[Saved data entries]
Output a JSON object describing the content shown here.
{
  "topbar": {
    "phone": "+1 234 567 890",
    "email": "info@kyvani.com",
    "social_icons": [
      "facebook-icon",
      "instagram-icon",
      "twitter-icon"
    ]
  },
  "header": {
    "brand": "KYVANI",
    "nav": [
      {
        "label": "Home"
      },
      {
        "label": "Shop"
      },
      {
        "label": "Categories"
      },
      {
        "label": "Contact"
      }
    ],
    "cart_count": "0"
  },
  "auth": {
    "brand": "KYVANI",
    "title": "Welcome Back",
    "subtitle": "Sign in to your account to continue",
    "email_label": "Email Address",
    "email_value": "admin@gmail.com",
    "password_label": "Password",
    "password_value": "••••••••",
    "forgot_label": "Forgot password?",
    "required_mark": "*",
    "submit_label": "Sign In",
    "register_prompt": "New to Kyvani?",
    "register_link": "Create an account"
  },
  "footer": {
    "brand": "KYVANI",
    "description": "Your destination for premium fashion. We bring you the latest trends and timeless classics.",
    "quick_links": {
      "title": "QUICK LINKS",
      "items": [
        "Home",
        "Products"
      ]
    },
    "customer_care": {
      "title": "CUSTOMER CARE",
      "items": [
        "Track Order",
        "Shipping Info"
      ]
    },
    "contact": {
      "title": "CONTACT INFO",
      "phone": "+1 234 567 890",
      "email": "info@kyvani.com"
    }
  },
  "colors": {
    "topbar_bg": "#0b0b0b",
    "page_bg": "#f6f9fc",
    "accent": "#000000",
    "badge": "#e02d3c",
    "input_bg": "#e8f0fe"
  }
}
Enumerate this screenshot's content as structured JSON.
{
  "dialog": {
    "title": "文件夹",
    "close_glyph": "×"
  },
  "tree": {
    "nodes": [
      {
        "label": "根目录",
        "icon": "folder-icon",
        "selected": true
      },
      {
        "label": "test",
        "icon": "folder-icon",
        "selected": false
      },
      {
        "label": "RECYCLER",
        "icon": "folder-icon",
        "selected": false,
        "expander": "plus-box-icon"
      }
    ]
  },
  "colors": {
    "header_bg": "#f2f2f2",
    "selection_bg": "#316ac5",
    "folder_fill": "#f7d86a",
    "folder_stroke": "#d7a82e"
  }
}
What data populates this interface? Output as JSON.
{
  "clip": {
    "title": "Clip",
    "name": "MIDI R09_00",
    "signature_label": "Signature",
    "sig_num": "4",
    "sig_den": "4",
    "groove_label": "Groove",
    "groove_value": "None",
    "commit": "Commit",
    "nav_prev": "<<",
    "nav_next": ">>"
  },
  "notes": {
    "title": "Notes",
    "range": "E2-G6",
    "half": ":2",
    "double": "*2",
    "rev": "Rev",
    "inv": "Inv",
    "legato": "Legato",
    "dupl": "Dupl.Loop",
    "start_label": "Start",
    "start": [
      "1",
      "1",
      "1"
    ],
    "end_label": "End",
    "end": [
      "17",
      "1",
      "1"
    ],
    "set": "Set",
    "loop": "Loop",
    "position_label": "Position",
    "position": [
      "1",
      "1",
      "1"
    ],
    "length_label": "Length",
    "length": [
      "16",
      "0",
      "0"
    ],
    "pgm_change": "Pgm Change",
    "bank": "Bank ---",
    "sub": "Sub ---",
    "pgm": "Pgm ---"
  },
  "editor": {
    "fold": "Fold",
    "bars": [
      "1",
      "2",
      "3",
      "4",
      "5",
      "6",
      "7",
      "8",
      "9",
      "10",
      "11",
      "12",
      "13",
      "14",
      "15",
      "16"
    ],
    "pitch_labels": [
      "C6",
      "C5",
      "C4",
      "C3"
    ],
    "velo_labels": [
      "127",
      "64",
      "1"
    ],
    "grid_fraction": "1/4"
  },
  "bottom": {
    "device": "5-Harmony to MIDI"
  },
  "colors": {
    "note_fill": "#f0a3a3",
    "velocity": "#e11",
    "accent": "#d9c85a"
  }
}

(BRIEF) Repeat the data precisely, line by line.

(THE RESULT)
Output a JSON object describing the content shown here.
{
  "topbar": {
    "phone": "+1 234 567 890",
    "email": "info@kyvani.com",
    "social_icons": [
      "facebook-icon",
      "instagram-icon",
      "twitter-icon"
    ]
  },
  "header": {
    "brand": "KYVANI",
    "nav": [
      {
        "label": "Home"
      },
      {
        "label": "Shop"
      },
      {
        "label": "Categories"
      },
      {
        "label": "Contact"
      }
    ],
    "cart_count": "0"
  },
  "auth": {
    "brand": "KYVANI",
    "title": "Welcome Back",
    "subtitle": "Sign in to your account to continue",
    "email_label": "Email Address",
    "email_value": "admin@gmail.com",
    "password_label": "Password",
    "password_value": "••••••••",
    "forgot_label": "Forgot password?",
    "required_mark": "*",
    "submit_label": "Sign In",
    "register_prompt": "New to Kyvani?",
    "register_link": "Create an account"
  },
  "footer": {
    "brand": "KYVANI",
    "description": "Your destination for premium fashion. We bring you the latest trends and timeless classics.",
    "quick_links": {
      "title": "QUICK LINKS",
      "items": [
        "Home",
        "Products"
      ]
    },
    "customer_care": {
      "title": "CUSTOMER CARE",
      "items": [
        "Track Order",
        "Shipping Info"
      ]
    },
    "contact": {
      "title": "CONTACT INFO",
      "phone": "+1 234 567 890",
      "email": "info@kyvani.com"
    }
  },
  "colors": {
    "topbar_bg": "#0b0b0b",
    "page_bg": "#f6f9fc",
    "accent": "#000000",
    "badge": "#e02d3c",
    "input_bg": "#e8f0fe"
  }
}
Enumerate this screenshot's content as structured JSON.
{
  "dialog": {
    "title": "文件夹",
    "close_glyph": "×"
  },
  "tree": {
    "nodes": [
      {
        "label": "根目录",
        "icon": "folder-icon",
        "selected": true
      },
      {
        "label": "test",
        "icon": "folder-icon",
        "selected": false
      },
      {
        "label": "RECYCLER",
        "icon": "folder-icon",
        "selected": false,
        "expander": "plus-box-icon"
      }
    ]
  },
  "colors": {
    "header_bg": "#f2f2f2",
    "selection_bg": "#316ac5",
    "folder_fill": "#f7d86a",
    "folder_stroke": "#d7a82e"
  }
}
What data populates this interface? Output as JSON.
{
  "clip": {
    "title": "Clip",
    "name": "MIDI R09_00",
    "signature_label": "Signature",
    "sig_num": "4",
    "sig_den": "4",
    "groove_label": "Groove",
    "groove_value": "None",
    "commit": "Commit",
    "nav_prev": "<<",
    "nav_next": ">>"
  },
  "notes": {
    "title": "Notes",
    "range": "E2-G6",
    "half": ":2",
    "double": "*2",
    "rev": "Rev",
    "inv": "Inv",
    "legato": "Legato",
    "dupl": "Dupl.Loop",
    "start_label": "Start",
    "start": [
      "1",
      "1",
      "1"
    ],
    "end_label": "End",
    "end": [
      "17",
      "1",
      "1"
    ],
    "set": "Set",
    "loop": "Loop",
    "position_label": "Position",
    "position": [
      "1",
      "1",
      "1"
    ],
    "length_label": "Length",
    "length": [
      "16",
      "0",
      "0"
    ],
    "pgm_change": "Pgm Change",
    "bank": "Bank ---",
    "sub": "Sub ---",
    "pgm": "Pgm ---"
  },
  "editor": {
    "fold": "Fold",
    "bars": [
      "1",
      "2",
      "3",
      "4",
      "5",
      "6",
      "7",
      "8",
      "9",
      "10",
      "11",
      "12",
      "13",
      "14",
      "15",
      "16"
    ],
    "pitch_labels": [
      "C6",
      "C5",
      "C4",
      "C3"
    ],
    "velo_labels": [
      "127",
      "64",
      "1"
    ],
    "grid_fraction": "1/4"
  },
  "bottom": {
    "device": "5-Harmony to MIDI"
  },
  "colors": {
    "note_fill": "#f0a3a3",
    "velocity": "#e11",
    "accent": "#d9c85a"
  }
}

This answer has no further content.